Exercise:
Present the data once more in exactly its original form.
──────── Dataset ────────
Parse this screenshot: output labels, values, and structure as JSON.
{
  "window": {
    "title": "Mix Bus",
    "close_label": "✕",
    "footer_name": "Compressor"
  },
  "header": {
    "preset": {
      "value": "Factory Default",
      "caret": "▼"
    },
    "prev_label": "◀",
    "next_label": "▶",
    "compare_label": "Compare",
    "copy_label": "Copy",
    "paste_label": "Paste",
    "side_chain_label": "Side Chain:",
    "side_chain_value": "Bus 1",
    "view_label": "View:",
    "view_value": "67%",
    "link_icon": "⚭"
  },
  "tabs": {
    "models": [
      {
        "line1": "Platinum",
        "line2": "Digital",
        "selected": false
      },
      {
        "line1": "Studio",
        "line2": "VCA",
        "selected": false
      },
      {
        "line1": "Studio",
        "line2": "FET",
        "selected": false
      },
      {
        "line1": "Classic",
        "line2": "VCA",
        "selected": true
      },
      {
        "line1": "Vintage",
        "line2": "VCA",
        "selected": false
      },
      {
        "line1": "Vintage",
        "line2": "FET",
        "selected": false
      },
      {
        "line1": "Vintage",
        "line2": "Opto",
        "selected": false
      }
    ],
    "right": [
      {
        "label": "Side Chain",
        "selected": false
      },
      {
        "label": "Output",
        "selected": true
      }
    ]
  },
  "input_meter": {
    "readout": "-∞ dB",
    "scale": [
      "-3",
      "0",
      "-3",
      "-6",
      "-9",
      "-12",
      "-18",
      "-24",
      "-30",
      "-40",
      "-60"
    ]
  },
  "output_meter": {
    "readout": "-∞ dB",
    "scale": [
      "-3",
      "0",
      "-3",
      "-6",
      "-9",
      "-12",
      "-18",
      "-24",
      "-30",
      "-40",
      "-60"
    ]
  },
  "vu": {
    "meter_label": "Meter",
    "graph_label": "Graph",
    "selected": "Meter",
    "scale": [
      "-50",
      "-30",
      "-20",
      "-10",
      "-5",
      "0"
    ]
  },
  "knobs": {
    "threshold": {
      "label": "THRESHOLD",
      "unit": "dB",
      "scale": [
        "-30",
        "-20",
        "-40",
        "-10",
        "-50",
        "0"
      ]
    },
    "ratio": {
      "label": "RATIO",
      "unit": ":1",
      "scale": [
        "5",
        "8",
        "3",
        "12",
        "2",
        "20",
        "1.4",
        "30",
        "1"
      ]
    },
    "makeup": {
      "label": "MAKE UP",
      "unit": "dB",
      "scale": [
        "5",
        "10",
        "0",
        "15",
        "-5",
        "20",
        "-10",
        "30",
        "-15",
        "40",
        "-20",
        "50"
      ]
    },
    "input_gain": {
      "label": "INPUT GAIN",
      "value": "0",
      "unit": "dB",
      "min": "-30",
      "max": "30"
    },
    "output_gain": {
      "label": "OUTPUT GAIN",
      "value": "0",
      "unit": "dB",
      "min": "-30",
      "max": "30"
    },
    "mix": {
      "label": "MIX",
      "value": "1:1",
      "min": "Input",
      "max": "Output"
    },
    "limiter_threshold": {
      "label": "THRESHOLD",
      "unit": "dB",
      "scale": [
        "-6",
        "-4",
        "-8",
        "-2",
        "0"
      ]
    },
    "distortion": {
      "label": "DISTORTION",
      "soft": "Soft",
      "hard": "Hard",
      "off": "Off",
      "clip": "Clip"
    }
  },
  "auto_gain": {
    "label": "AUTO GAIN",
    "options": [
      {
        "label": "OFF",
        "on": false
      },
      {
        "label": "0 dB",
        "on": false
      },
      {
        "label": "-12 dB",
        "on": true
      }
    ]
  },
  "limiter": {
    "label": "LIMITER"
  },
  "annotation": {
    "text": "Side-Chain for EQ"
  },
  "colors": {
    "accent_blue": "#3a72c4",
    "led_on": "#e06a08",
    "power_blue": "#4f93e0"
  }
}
────────
Correct result:
Parse this screenshot: output labels, values, and structure as JSON.
{
  "window": {
    "title": "Mix Bus",
    "close_label": "✕",
    "footer_name": "Compressor"
  },
  "header": {
    "preset": {
      "value": "Factory Default",
      "caret": "▼"
    },
    "prev_label": "◀",
    "next_label": "▶",
    "compare_label": "Compare",
    "copy_label": "Copy",
    "paste_label": "Paste",
    "side_chain_label": "Side Chain:",
    "side_chain_value": "Bus 1",
    "view_label": "View:",
    "view_value": "67%",
    "link_icon": "⚭"
  },
  "tabs": {
    "models": [
      {
        "line1": "Platinum",
        "line2": "Digital",
        "selected": false
      },
      {
        "line1": "Studio",
        "line2": "VCA",
        "selected": false
      },
      {
        "line1": "Studio",
        "line2": "FET",
        "selected": false
      },
      {
        "line1": "Classic",
        "line2": "VCA",
        "selected": true
      },
      {
        "line1": "Vintage",
        "line2": "VCA",
        "selected": false
      },
      {
        "line1": "Vintage",
        "line2": "FET",
        "selected": false
      },
      {
        "line1": "Vintage",
        "line2": "Opto",
        "selected": false
      }
    ],
    "right": [
      {
        "label": "Side Chain",
        "selected": false
      },
      {
        "label": "Output",
        "selected": true
      }
    ]
  },
  "input_meter": {
    "readout": "-∞ dB",
    "scale": [
      "-3",
      "0",
      "-3",
      "-6",
      "-9",
      "-12",
      "-18",
      "-24",
      "-30",
      "-40",
      "-60"
    ]
  },
  "output_meter": {
    "readout": "-∞ dB",
    "scale": [
      "-3",
      "0",
      "-3",
      "-6",
      "-9",
      "-12",
      "-18",
      "-24",
      "-30",
      "-40",
      "-60"
    ]
  },
  "vu": {
    "meter_label": "Meter",
    "graph_label": "Graph",
    "selected": "Meter",
    "scale": [
      "-50",
      "-30",
      "-20",
      "-10",
      "-5",
      "0"
    ]
  },
  "knobs": {
    "threshold": {
      "label": "THRESHOLD",
      "unit": "dB",
      "scale": [
        "-30",
        "-20",
        "-40",
        "-10",
        "-50",
        "0"
      ]
    },
    "ratio": {
      "label": "RATIO",
      "unit": ":1",
      "scale": [
        "5",
        "8",
        "3",
        "12",
        "2",
        "20",
        "1.4",
        "30",
        "1"
      ]
    },
    "makeup": {
      "label": "MAKE UP",
      "unit": "dB",
      "scale": [
        "5",
        "10",
        "0",
        "15",
        "-5",
        "20",
        "-10",
        "30",
        "-15",
        "40",
        "-20",
        "50"
      ]
    },
    "input_gain": {
      "label": "INPUT GAIN",
      "value": "0",
      "unit": "dB",
      "min": "-30",
      "max": "30"
    },
    "output_gain": {
      "label": "OUTPUT GAIN",
      "value": "0",
      "unit": "dB",
      "min": "-30",
      "max": "30"
    },
    "mix": {
      "label": "MIX",
      "value": "1:1",
      "min": "Input",
      "max": "Output"
    },
    "limiter_threshold": {
      "label": "THRESHOLD",
      "unit": "dB",
      "scale": [
        "-6",
        "-4",
        "-8",
        "-2",
        "0"
      ]
    },
    "distortion": {
      "label": "DISTORTION",
      "soft": "Soft",
      "hard": "Hard",
      "off": "Off",
      "clip": "Clip"
    }
  },
  "auto_gain": {
    "label": "AUTO GAIN",
    "options": [
      {
        "label": "OFF",
        "on": false
      },
      {
        "label": "0 dB",
        "on": false
      },
      {
        "label": "-12 dB",
        "on": true
      }
    ]
  },
  "limiter": {
    "label": "LIMITER"
  },
  "annotation": {
    "text": "Side-Chain for EQ"
  },
  "colors": {
    "accent_blue": "#3a72c4",
    "led_on": "#e06a08",
    "power_blue": "#4f93e0"
  }
}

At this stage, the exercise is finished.